Exercise aim | Reproduce the lines below, changing each occurrence of "code-text" to "source-text" and keeping everything else the same. Omit the pictures from your answer.

Labeled box lines
◇ ◇ ◇ ◇

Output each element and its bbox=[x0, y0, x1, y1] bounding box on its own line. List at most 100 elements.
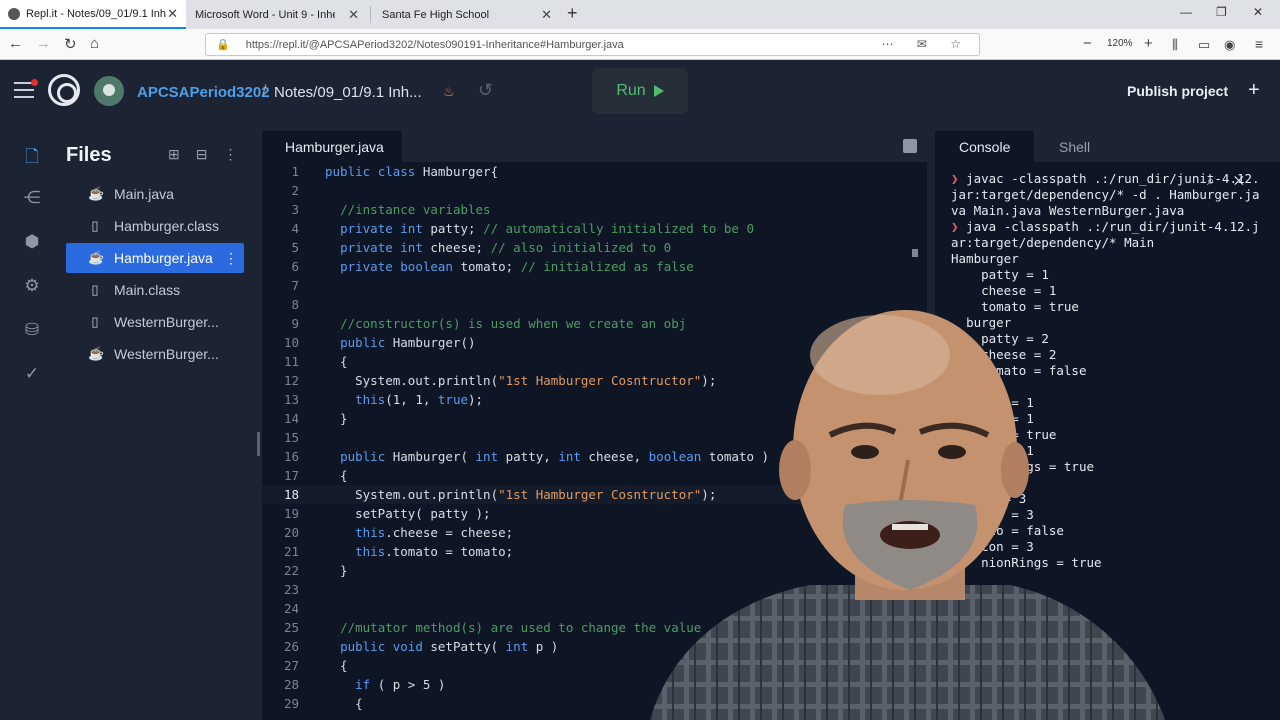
shirt-shape bbox=[650, 585, 1165, 720]
url-bar[interactable]: 🔒 https://repl.it/@APCSAPeriod3202/Notes… bbox=[205, 33, 980, 56]
project-name[interactable]: Notes/09_01/9.1 Inh... bbox=[274, 84, 422, 101]
close-icon[interactable]: ✕ bbox=[167, 6, 178, 22]
checkmark-icon[interactable]: ✓ bbox=[22, 364, 42, 384]
code-line[interactable]: 5 private int cheese; // also initialize… bbox=[262, 238, 927, 257]
console-text: cheese = 1 bbox=[951, 283, 1057, 298]
code-text: setPatty( patty ); bbox=[325, 506, 491, 521]
home-icon[interactable]: ⌂ bbox=[90, 35, 99, 52]
panel-resize-handle[interactable] bbox=[257, 432, 260, 456]
more-options-icon[interactable]: ⋮ bbox=[224, 250, 238, 267]
zoom-level[interactable]: 120% bbox=[1107, 38, 1133, 49]
team-avatar[interactable] bbox=[94, 76, 124, 106]
minimap-icon[interactable] bbox=[903, 139, 917, 153]
left-icon-rail: 🗋 ⋲ ⬢ ⚙ ⛁ ✓ bbox=[0, 122, 60, 720]
file-item-selected[interactable]: ☕ Hamburger.java ⋮ bbox=[66, 243, 244, 273]
file-item[interactable]: ☕ WesternBurger... bbox=[66, 339, 244, 369]
reload-icon[interactable]: ↻ bbox=[64, 35, 77, 53]
presenter-webcam-overlay bbox=[650, 310, 1165, 720]
code-text: public class Hamburger{ bbox=[325, 164, 499, 179]
file-item[interactable]: ☕ Main.java bbox=[66, 179, 244, 209]
code-text: { bbox=[325, 696, 363, 711]
url-actions-icon[interactable]: ⋯ ✉ ☆ bbox=[882, 37, 971, 51]
browser-tab-word[interactable]: Microsoft Word - Unit 9 - Inheritance ✕ bbox=[187, 0, 367, 29]
history-icon[interactable]: ↺ bbox=[478, 80, 493, 101]
new-tab-icon[interactable]: + bbox=[567, 3, 578, 24]
menu-icon[interactable]: ≡ bbox=[1255, 36, 1263, 52]
replit-favicon-icon bbox=[8, 7, 20, 20]
java-language-icon: ♨ bbox=[443, 84, 455, 99]
code-text: } bbox=[325, 563, 348, 578]
line-number: 4 bbox=[291, 221, 299, 236]
line-number: 14 bbox=[283, 411, 299, 426]
line-number: 7 bbox=[291, 278, 299, 293]
forward-icon[interactable]: → bbox=[36, 35, 51, 52]
file-item[interactable]: ▯ Hamburger.class bbox=[66, 211, 244, 241]
file-label: Main.class bbox=[114, 282, 181, 298]
code-text: private boolean tomato; // initialized a… bbox=[340, 259, 694, 274]
notification-dot bbox=[31, 79, 38, 86]
publish-project-button[interactable]: Publish project bbox=[1115, 78, 1240, 104]
editor-scrollbar[interactable] bbox=[912, 249, 918, 257]
account-icon[interactable]: ◉ bbox=[1224, 37, 1235, 53]
zoom-in-icon[interactable]: + bbox=[1144, 35, 1153, 52]
maximize-icon[interactable]: ❐ bbox=[1216, 5, 1227, 19]
java-cup-icon: ☕ bbox=[88, 186, 105, 201]
line-number: 10 bbox=[283, 335, 299, 350]
settings-gear-icon[interactable]: ⚙ bbox=[22, 276, 42, 296]
code-line[interactable]: 7 bbox=[262, 276, 927, 295]
tab-shell[interactable]: Shell bbox=[1035, 131, 1114, 162]
console-search-icon[interactable]: ⌕ ✕ bbox=[1207, 173, 1252, 189]
teeth bbox=[892, 524, 928, 530]
console-text: Hamburger bbox=[951, 251, 1019, 266]
packages-icon[interactable]: ⬢ bbox=[22, 232, 42, 252]
code-text: private int patty; // automatically init… bbox=[340, 221, 755, 236]
code-line[interactable]: 2 bbox=[262, 181, 927, 200]
file-item[interactable]: ▯ WesternBurger... bbox=[66, 307, 244, 337]
code-line[interactable]: 1 public class Hamburger{ bbox=[262, 162, 927, 181]
share-icon[interactable]: ⋲ bbox=[22, 188, 42, 208]
browser-tab-replit[interactable]: Repl.it - Notes/09_01/9.1 Inheritance ✕ bbox=[0, 0, 186, 29]
line-number: 24 bbox=[283, 601, 299, 616]
code-text: { bbox=[325, 658, 348, 673]
line-number: 9 bbox=[291, 316, 299, 331]
code-text: public Hamburger() bbox=[340, 335, 476, 350]
console-line: Hamburger bbox=[951, 251, 1266, 267]
file-actions-icon[interactable]: ⊞⊟⋮ bbox=[168, 146, 253, 163]
close-icon[interactable]: ✕ bbox=[348, 7, 359, 23]
file-label: Hamburger.class bbox=[114, 218, 220, 234]
code-line[interactable]: 4 private int patty; // automatically in… bbox=[262, 219, 927, 238]
line-number: 28 bbox=[283, 677, 299, 692]
team-link[interactable]: APCSAPeriod3202 bbox=[137, 84, 270, 101]
file-label: Main.java bbox=[114, 186, 174, 202]
add-icon[interactable]: + bbox=[1248, 79, 1260, 102]
sidebar-icon[interactable]: ▭ bbox=[1198, 37, 1210, 53]
close-icon[interactable]: ✕ bbox=[541, 7, 552, 23]
lock-icon: 🔒 bbox=[216, 39, 230, 51]
code-text: if ( p > 5 ) bbox=[355, 677, 446, 692]
tab-hamburger-java[interactable]: Hamburger.java bbox=[262, 131, 402, 162]
line-number: 21 bbox=[283, 544, 299, 559]
browser-nav-bar: ← → ↻ ⌂ 🔒 https://repl.it/@APCSAPeriod32… bbox=[0, 29, 1280, 60]
code-line[interactable]: 3 //instance variables bbox=[262, 200, 927, 219]
line-number: 26 bbox=[283, 639, 299, 654]
tab-console[interactable]: Console bbox=[935, 131, 1035, 162]
files-panel: Files ⊞⊟⋮ ☕ Main.java ▯ Hamburger.class … bbox=[60, 122, 256, 720]
back-icon[interactable]: ← bbox=[8, 35, 23, 52]
file-item[interactable]: ▯ Main.class bbox=[66, 275, 244, 305]
library-icon[interactable]: ⫼ bbox=[1172, 37, 1178, 53]
files-icon[interactable]: 🗋 bbox=[22, 144, 42, 166]
window-close-icon[interactable]: ✕ bbox=[1253, 5, 1263, 19]
code-line[interactable]: 6 private boolean tomato; // initialized… bbox=[262, 257, 927, 276]
java-cup-icon: ☕ bbox=[88, 346, 105, 361]
database-icon[interactable]: ⛁ bbox=[22, 320, 42, 340]
line-number: 5 bbox=[291, 240, 299, 255]
zoom-out-icon[interactable]: − bbox=[1083, 35, 1092, 52]
line-number: 13 bbox=[283, 392, 299, 407]
run-button[interactable]: Run bbox=[592, 68, 688, 114]
line-number: 23 bbox=[283, 582, 299, 597]
minimize-icon[interactable]: — bbox=[1180, 5, 1192, 19]
browser-tab-santafe[interactable]: Santa Fe High School ✕ bbox=[374, 0, 560, 29]
replit-logo-icon[interactable] bbox=[48, 74, 80, 106]
line-number: 1 bbox=[291, 164, 299, 179]
eye bbox=[851, 445, 879, 459]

◇ ◇ ◇ ◇

Correct response |
Output each element and its bbox=[x0, y0, x1, y1] bounding box on its own line. List at most 100 elements.
shirt-shape bbox=[650, 585, 1165, 720]
url-bar[interactable]: 🔒 https://repl.it/@APCSAPeriod3202/Notes… bbox=[205, 33, 980, 56]
project-name[interactable]: Notes/09_01/9.1 Inh... bbox=[274, 84, 422, 101]
close-icon[interactable]: ✕ bbox=[167, 6, 178, 22]
checkmark-icon[interactable]: ✓ bbox=[22, 364, 42, 384]
code-line[interactable]: 5 private int cheese; // also initialize… bbox=[262, 238, 927, 257]
console-text: cheese = 1 bbox=[951, 283, 1057, 298]
source-text: setPatty( patty ); bbox=[325, 506, 491, 521]
home-icon[interactable]: ⌂ bbox=[90, 35, 99, 52]
panel-resize-handle[interactable] bbox=[257, 432, 260, 456]
more-options-icon[interactable]: ⋮ bbox=[224, 250, 238, 267]
zoom-level[interactable]: 120% bbox=[1107, 38, 1133, 49]
team-avatar[interactable] bbox=[94, 76, 124, 106]
minimap-icon[interactable] bbox=[903, 139, 917, 153]
left-icon-rail: 🗋 ⋲ ⬢ ⚙ ⛁ ✓ bbox=[0, 122, 60, 720]
file-item-selected[interactable]: ☕ Hamburger.java ⋮ bbox=[66, 243, 244, 273]
file-item[interactable]: ☕ WesternBurger... bbox=[66, 339, 244, 369]
reload-icon[interactable]: ↻ bbox=[64, 35, 77, 53]
presenter-webcam-overlay bbox=[650, 310, 1165, 720]
source-text: public class Hamburger{ bbox=[325, 164, 499, 179]
file-item[interactable]: ☕ Main.java bbox=[66, 179, 244, 209]
source-text: { bbox=[325, 696, 363, 711]
url-actions-icon[interactable]: ⋯ ✉ ☆ bbox=[882, 37, 971, 51]
browser-tab-word[interactable]: Microsoft Word - Unit 9 - Inheritance ✕ bbox=[187, 0, 367, 29]
history-icon[interactable]: ↺ bbox=[478, 80, 493, 101]
new-tab-icon[interactable]: + bbox=[567, 3, 578, 24]
menu-icon[interactable]: ≡ bbox=[1255, 36, 1263, 52]
replit-favicon-icon bbox=[8, 7, 20, 20]
java-language-icon: ♨ bbox=[443, 84, 455, 99]
source-text: } bbox=[325, 563, 348, 578]
line-number: 4 bbox=[291, 221, 299, 236]
line-number: 14 bbox=[283, 411, 299, 426]
line-number: 7 bbox=[291, 278, 299, 293]
forward-icon[interactable]: → bbox=[36, 35, 51, 52]
file-item[interactable]: ▯ Hamburger.class bbox=[66, 211, 244, 241]
file-label: Main.class bbox=[114, 282, 181, 298]
source-text: private boolean tomato; // initialized a… bbox=[340, 259, 694, 274]
notification-dot bbox=[31, 79, 38, 86]
publish-project-button[interactable]: Publish project bbox=[1115, 78, 1240, 104]
editor-scrollbar[interactable] bbox=[912, 249, 918, 257]
account-icon[interactable]: ◉ bbox=[1224, 37, 1235, 53]
zoom-in-icon[interactable]: + bbox=[1144, 35, 1153, 52]
maximize-icon[interactable]: ❐ bbox=[1216, 5, 1227, 19]
java-cup-icon: ☕ bbox=[88, 186, 105, 201]
line-number: 10 bbox=[283, 335, 299, 350]
settings-gear-icon[interactable]: ⚙ bbox=[22, 276, 42, 296]
code-line[interactable]: 7 bbox=[262, 276, 927, 295]
tab-shell[interactable]: Shell bbox=[1035, 131, 1114, 162]
console-search-icon[interactable]: ⌕ ✕ bbox=[1207, 173, 1252, 189]
teeth bbox=[892, 524, 928, 530]
console-text: Hamburger bbox=[951, 251, 1019, 266]
packages-icon[interactable]: ⬢ bbox=[22, 232, 42, 252]
source-text: private int patty; // automatically init… bbox=[340, 221, 755, 236]
code-line[interactable]: 2 bbox=[262, 181, 927, 200]
file-item[interactable]: ▯ WesternBurger... bbox=[66, 307, 244, 337]
code-line[interactable]: 1 public class Hamburger{ bbox=[262, 162, 927, 181]
share-icon[interactable]: ⋲ bbox=[22, 188, 42, 208]
browser-tab-replit[interactable]: Repl.it - Notes/09_01/9.1 Inheritance ✕ bbox=[0, 0, 186, 29]
line-number: 24 bbox=[283, 601, 299, 616]
source-text: { bbox=[325, 658, 348, 673]
line-number: 9 bbox=[291, 316, 299, 331]
source-text: public Hamburger() bbox=[340, 335, 476, 350]
console-line: Hamburger bbox=[951, 251, 1266, 267]
file-actions-icon[interactable]: ⊞⊟⋮ bbox=[168, 146, 253, 163]
close-icon[interactable]: ✕ bbox=[348, 7, 359, 23]
file-label: Hamburger.class bbox=[114, 218, 220, 234]
code-line[interactable]: 4 private int patty; // automatically in… bbox=[262, 219, 927, 238]
line-number: 28 bbox=[283, 677, 299, 692]
team-link[interactable]: APCSAPeriod3202 bbox=[137, 84, 270, 101]
file-label: Main.java bbox=[114, 186, 174, 202]
add-icon[interactable]: + bbox=[1248, 79, 1260, 102]
sidebar-icon[interactable]: ▭ bbox=[1198, 37, 1210, 53]
close-icon[interactable]: ✕ bbox=[541, 7, 552, 23]
lock-icon: 🔒 bbox=[216, 39, 230, 51]
source-text: if ( p > 5 ) bbox=[355, 677, 446, 692]
tab-hamburger-java[interactable]: Hamburger.java bbox=[262, 131, 402, 162]
line-number: 21 bbox=[283, 544, 299, 559]
browser-nav-bar: ← → ↻ ⌂ 🔒 https://repl.it/@APCSAPeriod32… bbox=[0, 29, 1280, 60]
code-line[interactable]: 3 //instance variables bbox=[262, 200, 927, 219]
line-number: 26 bbox=[283, 639, 299, 654]
tab-console[interactable]: Console bbox=[935, 131, 1035, 162]
files-panel: Files ⊞⊟⋮ ☕ Main.java ▯ Hamburger.class … bbox=[60, 122, 256, 720]
back-icon[interactable]: ← bbox=[8, 35, 23, 52]
file-item[interactable]: ▯ Main.class bbox=[66, 275, 244, 305]
library-icon[interactable]: ⫼ bbox=[1172, 37, 1178, 53]
files-icon[interactable]: 🗋 bbox=[22, 144, 42, 166]
window-close-icon[interactable]: ✕ bbox=[1253, 5, 1263, 19]
code-line[interactable]: 6 private boolean tomato; // initialized… bbox=[262, 257, 927, 276]
java-cup-icon: ☕ bbox=[88, 346, 105, 361]
database-icon[interactable]: ⛁ bbox=[22, 320, 42, 340]
line-number: 5 bbox=[291, 240, 299, 255]
zoom-out-icon[interactable]: − bbox=[1083, 35, 1092, 52]
line-number: 13 bbox=[283, 392, 299, 407]
run-button[interactable]: Run bbox=[592, 68, 688, 114]
line-number: 23 bbox=[283, 582, 299, 597]
minimize-icon[interactable]: — bbox=[1180, 5, 1192, 19]
browser-tab-santafe[interactable]: Santa Fe High School ✕ bbox=[374, 0, 560, 29]
replit-logo-icon[interactable] bbox=[48, 74, 80, 106]
line-number: 1 bbox=[291, 164, 299, 179]
eye bbox=[851, 445, 879, 459]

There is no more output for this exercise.